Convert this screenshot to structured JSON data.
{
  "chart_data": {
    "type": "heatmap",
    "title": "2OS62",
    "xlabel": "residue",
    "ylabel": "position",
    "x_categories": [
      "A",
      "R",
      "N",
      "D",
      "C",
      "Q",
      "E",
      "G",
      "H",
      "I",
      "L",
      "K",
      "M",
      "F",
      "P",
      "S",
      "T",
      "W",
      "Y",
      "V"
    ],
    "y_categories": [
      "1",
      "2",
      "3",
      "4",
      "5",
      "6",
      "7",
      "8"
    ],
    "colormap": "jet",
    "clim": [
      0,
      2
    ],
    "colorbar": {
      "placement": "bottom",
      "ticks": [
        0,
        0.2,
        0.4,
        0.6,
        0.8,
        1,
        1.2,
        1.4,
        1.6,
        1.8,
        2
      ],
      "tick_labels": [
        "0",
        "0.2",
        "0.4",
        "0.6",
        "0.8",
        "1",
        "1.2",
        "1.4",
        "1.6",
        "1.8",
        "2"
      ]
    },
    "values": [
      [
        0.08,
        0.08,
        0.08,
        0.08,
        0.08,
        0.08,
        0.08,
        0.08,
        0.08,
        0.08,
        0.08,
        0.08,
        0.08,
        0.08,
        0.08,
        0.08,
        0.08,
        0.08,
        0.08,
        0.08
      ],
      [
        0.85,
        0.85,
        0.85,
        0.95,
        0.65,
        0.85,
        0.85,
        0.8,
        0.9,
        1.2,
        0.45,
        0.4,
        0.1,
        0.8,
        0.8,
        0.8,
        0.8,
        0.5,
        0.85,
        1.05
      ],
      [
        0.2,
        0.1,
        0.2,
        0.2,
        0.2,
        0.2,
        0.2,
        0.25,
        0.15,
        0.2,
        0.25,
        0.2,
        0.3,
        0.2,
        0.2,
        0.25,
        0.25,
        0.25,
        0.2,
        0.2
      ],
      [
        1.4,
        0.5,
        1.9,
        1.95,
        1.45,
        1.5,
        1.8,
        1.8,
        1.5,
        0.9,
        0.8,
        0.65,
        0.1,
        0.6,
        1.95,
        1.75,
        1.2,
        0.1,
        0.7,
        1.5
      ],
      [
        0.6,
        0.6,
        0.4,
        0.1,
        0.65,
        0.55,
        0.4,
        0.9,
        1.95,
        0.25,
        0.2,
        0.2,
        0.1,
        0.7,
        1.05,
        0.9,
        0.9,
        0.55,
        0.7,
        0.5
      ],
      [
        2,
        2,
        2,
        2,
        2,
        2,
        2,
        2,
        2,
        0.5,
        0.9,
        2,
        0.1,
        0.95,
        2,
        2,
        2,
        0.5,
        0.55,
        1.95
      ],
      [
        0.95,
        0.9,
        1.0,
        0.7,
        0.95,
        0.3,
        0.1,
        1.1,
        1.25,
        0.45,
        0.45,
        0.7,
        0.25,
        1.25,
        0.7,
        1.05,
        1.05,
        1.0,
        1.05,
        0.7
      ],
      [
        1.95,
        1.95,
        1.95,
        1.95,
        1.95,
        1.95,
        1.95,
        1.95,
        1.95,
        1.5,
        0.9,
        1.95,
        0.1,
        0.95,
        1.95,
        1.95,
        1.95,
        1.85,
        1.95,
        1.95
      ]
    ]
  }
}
-----
### Directions
Reproduce the entire listing word for word.

### Finished exercise
Convert this screenshot to structured JSON data.
{
  "chart_data": {
    "type": "heatmap",
    "title": "2OS62",
    "xlabel": "residue",
    "ylabel": "position",
    "x_categories": [
      "A",
      "R",
      "N",
      "D",
      "C",
      "Q",
      "E",
      "G",
      "H",
      "I",
      "L",
      "K",
      "M",
      "F",
      "P",
      "S",
      "T",
      "W",
      "Y",
      "V"
    ],
    "y_categories": [
      "1",
      "2",
      "3",
      "4",
      "5",
      "6",
      "7",
      "8"
    ],
    "colormap": "jet",
    "clim": [
      0,
      2
    ],
    "colorbar": {
      "placement": "bottom",
      "ticks": [
        0,
        0.2,
        0.4,
        0.6,
        0.8,
        1,
        1.2,
        1.4,
        1.6,
        1.8,
        2
      ],
      "tick_labels": [
        "0",
        "0.2",
        "0.4",
        "0.6",
        "0.8",
        "1",
        "1.2",
        "1.4",
        "1.6",
        "1.8",
        "2"
      ]
    },
    "values": [
      [
        0.08,
        0.08,
        0.08,
        0.08,
        0.08,
        0.08,
        0.08,
        0.08,
        0.08,
        0.08,
        0.08,
        0.08,
        0.08,
        0.08,
        0.08,
        0.08,
        0.08,
        0.08,
        0.08,
        0.08
      ],
      [
        0.85,
        0.85,
        0.85,
        0.95,
        0.65,
        0.85,
        0.85,
        0.8,
        0.9,
        1.2,
        0.45,
        0.4,
        0.1,
        0.8,
        0.8,
        0.8,
        0.8,
        0.5,
        0.85,
        1.05
      ],
      [
        0.2,
        0.1,
        0.2,
        0.2,
        0.2,
        0.2,
        0.2,
        0.25,
        0.15,
        0.2,
        0.25,
        0.2,
        0.3,
        0.2,
        0.2,
        0.25,
        0.25,
        0.25,
        0.2,
        0.2
      ],
      [
        1.4,
        0.5,
        1.9,
        1.95,
        1.45,
        1.5,
        1.8,
        1.8,
        1.5,
        0.9,
        0.8,
        0.65,
        0.1,
        0.6,
        1.95,
        1.75,
        1.2,
        0.1,
        0.7,
        1.5
      ],
      [
        0.6,
        0.6,
        0.4,
        0.1,
        0.65,
        0.55,
        0.4,
        0.9,
        1.95,
        0.25,
        0.2,
        0.2,
        0.1,
        0.7,
        1.05,
        0.9,
        0.9,
        0.55,
        0.7,
        0.5
      ],
      [
        2,
        2,
        2,
        2,
        2,
        2,
        2,
        2,
        2,
        0.5,
        0.9,
        2,
        0.1,
        0.95,
        2,
        2,
        2,
        0.5,
        0.55,
        1.95
      ],
      [
        0.95,
        0.9,
        1.0,
        0.7,
        0.95,
        0.3,
        0.1,
        1.1,
        1.25,
        0.45,
        0.45,
        0.7,
        0.25,
        1.25,
        0.7,
        1.05,
        1.05,
        1.0,
        1.05,
        0.7
      ],
      [
        1.95,
        1.95,
        1.95,
        1.95,
        1.95,
        1.95,
        1.95,
        1.95,
        1.95,
        1.5,
        0.9,
        1.95,
        0.1,
        0.95,
        1.95,
        1.95,
        1.95,
        1.85,
        1.95,
        1.95
      ]
    ]
  }
}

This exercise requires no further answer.